[Given exercise] From the entries provided below, copy each line that contains the word "true".

[Material supplied]
○ ○ ○ ○ ○
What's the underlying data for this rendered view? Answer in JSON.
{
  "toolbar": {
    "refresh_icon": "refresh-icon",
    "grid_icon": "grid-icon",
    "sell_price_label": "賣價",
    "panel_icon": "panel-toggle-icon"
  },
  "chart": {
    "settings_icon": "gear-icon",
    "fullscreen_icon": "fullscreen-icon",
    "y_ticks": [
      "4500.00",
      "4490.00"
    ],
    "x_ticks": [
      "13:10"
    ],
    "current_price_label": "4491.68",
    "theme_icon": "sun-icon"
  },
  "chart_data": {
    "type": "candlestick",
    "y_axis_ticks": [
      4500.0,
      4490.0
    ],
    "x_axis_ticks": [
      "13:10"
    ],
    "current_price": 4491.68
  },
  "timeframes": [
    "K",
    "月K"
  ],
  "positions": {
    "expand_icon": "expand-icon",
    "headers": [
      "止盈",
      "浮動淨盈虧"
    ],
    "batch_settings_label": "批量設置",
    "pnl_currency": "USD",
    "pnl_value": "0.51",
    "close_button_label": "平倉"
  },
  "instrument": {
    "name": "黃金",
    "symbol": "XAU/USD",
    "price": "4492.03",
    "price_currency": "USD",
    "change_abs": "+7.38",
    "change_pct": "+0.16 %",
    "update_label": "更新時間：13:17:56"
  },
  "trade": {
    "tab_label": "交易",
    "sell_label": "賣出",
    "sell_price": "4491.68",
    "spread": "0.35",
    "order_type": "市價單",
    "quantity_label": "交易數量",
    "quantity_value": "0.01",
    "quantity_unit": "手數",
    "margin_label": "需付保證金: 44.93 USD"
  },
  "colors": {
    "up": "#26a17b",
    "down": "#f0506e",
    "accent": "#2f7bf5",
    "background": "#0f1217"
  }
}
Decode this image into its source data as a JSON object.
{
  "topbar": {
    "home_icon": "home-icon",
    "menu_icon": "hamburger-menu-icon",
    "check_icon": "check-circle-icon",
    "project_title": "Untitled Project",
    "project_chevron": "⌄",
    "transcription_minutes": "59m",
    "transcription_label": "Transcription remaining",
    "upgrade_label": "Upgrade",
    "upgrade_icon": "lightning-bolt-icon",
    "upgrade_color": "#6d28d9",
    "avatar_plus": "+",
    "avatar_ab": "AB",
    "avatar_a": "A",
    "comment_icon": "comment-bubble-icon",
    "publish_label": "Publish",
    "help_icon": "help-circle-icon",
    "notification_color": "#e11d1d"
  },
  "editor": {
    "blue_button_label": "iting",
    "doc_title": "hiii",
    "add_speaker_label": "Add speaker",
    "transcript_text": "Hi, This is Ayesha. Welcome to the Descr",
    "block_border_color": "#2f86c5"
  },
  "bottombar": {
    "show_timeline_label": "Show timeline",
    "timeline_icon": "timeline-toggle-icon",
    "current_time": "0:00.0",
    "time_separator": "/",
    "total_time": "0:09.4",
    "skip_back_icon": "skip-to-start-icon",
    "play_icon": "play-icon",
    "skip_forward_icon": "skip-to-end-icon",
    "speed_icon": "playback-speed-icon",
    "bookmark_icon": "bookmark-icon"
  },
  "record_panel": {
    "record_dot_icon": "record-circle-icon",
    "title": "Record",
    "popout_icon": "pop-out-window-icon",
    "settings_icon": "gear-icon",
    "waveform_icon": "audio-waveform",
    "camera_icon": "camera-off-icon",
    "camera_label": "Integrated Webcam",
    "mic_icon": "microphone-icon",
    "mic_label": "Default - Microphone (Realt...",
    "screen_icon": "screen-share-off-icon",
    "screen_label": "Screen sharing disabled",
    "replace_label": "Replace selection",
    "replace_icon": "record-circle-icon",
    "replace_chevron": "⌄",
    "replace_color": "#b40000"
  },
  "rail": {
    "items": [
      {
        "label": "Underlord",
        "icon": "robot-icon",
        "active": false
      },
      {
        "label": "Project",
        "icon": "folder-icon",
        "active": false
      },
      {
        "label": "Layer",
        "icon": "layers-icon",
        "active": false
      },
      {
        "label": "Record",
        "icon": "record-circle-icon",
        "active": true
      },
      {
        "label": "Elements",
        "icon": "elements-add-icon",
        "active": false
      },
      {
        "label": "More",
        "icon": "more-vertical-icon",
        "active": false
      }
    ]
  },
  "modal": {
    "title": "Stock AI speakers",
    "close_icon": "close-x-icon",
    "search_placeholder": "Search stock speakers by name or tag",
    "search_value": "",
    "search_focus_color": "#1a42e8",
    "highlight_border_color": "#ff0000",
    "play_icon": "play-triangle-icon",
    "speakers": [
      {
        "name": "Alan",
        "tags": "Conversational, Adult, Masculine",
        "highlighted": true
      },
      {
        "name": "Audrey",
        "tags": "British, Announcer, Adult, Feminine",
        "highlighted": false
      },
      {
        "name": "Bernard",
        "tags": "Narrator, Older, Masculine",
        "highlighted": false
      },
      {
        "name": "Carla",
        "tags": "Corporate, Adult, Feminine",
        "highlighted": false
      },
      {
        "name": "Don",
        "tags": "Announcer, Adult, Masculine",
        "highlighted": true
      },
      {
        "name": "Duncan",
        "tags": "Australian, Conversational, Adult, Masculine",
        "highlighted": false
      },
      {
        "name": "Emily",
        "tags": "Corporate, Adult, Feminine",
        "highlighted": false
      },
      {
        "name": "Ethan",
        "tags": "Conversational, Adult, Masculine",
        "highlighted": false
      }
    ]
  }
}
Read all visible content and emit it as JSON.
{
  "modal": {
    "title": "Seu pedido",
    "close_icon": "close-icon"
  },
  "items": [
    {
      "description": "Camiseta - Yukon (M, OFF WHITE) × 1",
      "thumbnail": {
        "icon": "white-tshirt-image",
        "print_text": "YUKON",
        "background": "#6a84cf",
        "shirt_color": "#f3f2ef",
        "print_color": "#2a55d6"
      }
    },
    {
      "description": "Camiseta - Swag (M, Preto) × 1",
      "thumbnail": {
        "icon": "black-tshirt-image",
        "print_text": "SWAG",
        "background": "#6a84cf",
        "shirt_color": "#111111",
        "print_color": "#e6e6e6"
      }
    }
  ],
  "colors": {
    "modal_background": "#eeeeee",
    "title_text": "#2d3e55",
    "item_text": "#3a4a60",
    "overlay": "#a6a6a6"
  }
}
○ ○ ○ ○ ○
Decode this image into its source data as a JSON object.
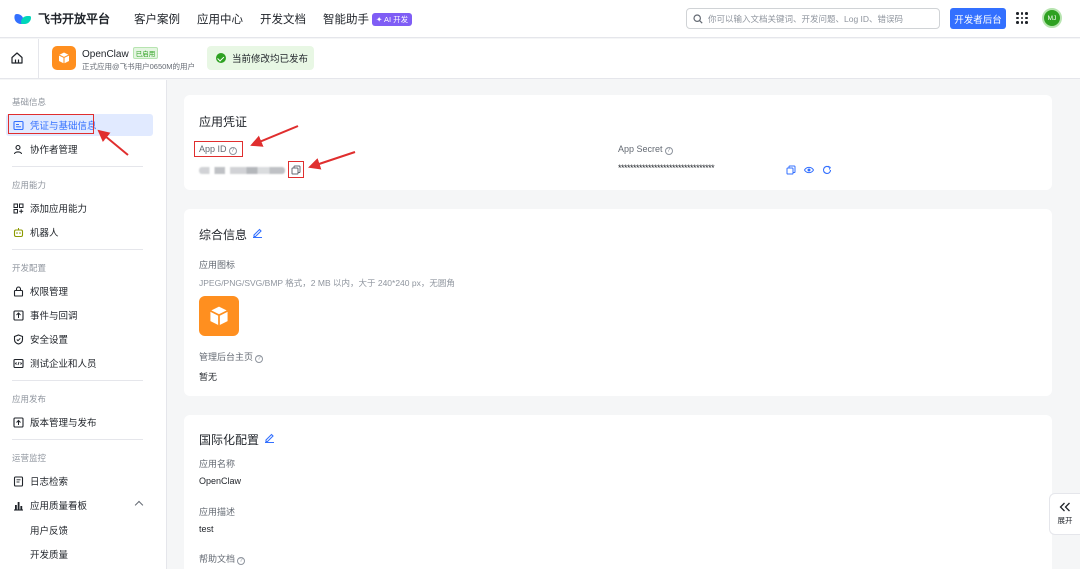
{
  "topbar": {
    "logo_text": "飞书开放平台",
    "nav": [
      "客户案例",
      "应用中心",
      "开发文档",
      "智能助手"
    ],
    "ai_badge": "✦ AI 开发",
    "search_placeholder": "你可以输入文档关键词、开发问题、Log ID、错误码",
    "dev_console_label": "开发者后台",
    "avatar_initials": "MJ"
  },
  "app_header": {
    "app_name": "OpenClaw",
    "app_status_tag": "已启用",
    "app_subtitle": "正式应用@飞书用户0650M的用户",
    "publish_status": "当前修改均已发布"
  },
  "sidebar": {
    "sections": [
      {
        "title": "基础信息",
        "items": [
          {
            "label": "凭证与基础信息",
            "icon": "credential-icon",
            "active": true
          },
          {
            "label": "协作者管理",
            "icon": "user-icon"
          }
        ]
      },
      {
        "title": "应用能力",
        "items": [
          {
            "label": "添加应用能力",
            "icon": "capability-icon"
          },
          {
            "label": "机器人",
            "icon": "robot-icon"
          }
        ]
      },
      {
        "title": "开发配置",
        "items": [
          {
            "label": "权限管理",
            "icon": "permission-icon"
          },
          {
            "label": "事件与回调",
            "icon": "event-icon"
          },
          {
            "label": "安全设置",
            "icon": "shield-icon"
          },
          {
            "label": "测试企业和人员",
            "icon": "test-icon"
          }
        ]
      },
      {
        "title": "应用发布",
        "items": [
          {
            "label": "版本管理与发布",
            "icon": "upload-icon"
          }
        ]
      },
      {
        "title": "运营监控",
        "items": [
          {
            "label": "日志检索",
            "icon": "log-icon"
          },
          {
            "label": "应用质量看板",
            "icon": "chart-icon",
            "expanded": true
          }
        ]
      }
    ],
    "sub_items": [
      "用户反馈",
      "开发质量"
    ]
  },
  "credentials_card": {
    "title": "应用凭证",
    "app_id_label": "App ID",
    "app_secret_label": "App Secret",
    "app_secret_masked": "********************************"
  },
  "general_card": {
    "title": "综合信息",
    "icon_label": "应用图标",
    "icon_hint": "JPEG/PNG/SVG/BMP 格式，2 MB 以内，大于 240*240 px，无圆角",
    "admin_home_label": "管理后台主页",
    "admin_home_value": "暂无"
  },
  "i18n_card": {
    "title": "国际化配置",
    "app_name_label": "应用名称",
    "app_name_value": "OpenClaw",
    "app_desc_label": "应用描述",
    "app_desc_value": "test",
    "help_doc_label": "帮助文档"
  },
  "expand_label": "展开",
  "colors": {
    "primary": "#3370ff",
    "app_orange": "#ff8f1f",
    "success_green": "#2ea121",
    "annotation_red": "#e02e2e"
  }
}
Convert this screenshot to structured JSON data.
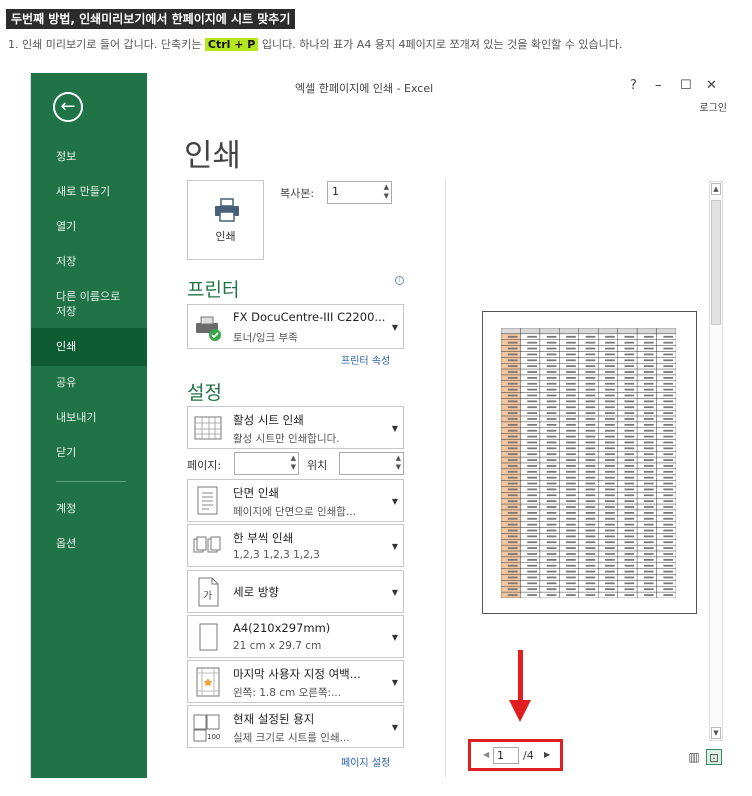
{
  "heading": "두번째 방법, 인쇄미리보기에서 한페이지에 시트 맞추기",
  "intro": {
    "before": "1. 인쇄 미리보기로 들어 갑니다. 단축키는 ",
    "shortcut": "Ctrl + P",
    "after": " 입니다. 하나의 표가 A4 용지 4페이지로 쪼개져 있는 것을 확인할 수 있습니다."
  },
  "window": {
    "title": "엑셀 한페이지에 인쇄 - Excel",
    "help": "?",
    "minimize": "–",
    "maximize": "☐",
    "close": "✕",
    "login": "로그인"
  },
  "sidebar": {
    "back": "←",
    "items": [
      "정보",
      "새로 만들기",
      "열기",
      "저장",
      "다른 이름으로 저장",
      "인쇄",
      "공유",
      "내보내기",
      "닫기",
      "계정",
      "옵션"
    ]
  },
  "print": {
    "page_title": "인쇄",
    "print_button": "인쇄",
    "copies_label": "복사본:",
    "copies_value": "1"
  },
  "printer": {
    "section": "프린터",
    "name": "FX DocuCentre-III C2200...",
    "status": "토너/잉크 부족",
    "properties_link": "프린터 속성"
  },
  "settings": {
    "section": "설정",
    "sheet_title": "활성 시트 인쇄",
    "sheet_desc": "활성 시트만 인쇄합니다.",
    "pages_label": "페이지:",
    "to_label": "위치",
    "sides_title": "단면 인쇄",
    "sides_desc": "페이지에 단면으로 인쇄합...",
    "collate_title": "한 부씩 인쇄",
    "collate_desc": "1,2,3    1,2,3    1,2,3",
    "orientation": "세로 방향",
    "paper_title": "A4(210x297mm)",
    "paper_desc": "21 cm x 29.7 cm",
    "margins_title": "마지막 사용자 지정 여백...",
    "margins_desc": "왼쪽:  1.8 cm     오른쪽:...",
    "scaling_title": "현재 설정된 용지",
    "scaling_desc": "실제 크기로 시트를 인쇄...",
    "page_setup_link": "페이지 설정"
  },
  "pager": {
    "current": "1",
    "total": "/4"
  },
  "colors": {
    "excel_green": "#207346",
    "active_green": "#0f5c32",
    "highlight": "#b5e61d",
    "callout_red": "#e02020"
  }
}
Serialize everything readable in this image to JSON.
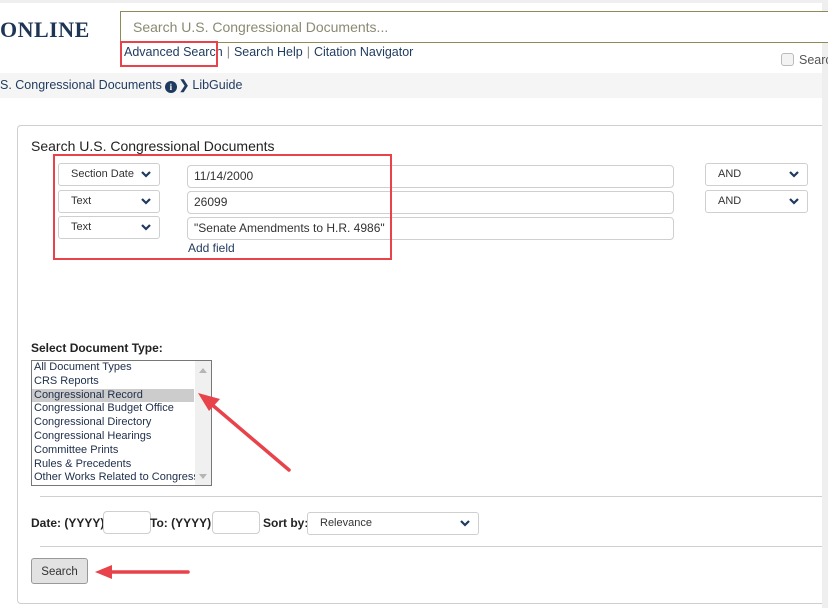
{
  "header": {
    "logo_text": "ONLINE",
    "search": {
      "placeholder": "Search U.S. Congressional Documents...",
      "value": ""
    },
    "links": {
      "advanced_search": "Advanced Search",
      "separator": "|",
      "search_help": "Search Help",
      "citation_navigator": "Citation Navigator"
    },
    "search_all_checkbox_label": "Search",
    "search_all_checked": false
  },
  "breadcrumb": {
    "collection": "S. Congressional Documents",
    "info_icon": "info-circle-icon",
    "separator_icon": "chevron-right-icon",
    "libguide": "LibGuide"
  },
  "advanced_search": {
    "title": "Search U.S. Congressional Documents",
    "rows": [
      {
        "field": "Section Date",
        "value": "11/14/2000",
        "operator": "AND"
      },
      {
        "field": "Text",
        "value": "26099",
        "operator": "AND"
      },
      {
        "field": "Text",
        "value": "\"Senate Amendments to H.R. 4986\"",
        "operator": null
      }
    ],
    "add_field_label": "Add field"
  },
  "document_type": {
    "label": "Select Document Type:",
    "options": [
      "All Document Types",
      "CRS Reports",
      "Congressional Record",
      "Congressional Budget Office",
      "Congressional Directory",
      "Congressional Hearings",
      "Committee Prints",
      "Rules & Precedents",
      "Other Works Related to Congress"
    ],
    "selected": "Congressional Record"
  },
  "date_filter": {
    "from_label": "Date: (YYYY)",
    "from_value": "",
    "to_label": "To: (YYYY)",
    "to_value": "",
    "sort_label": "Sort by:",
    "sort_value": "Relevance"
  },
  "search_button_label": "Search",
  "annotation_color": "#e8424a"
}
○ ○ ○ ○ ○
[Answer to this exercise]
        "active": true
        "highlighted": true
        "highlighted": true
            "active": true
            "expanded": true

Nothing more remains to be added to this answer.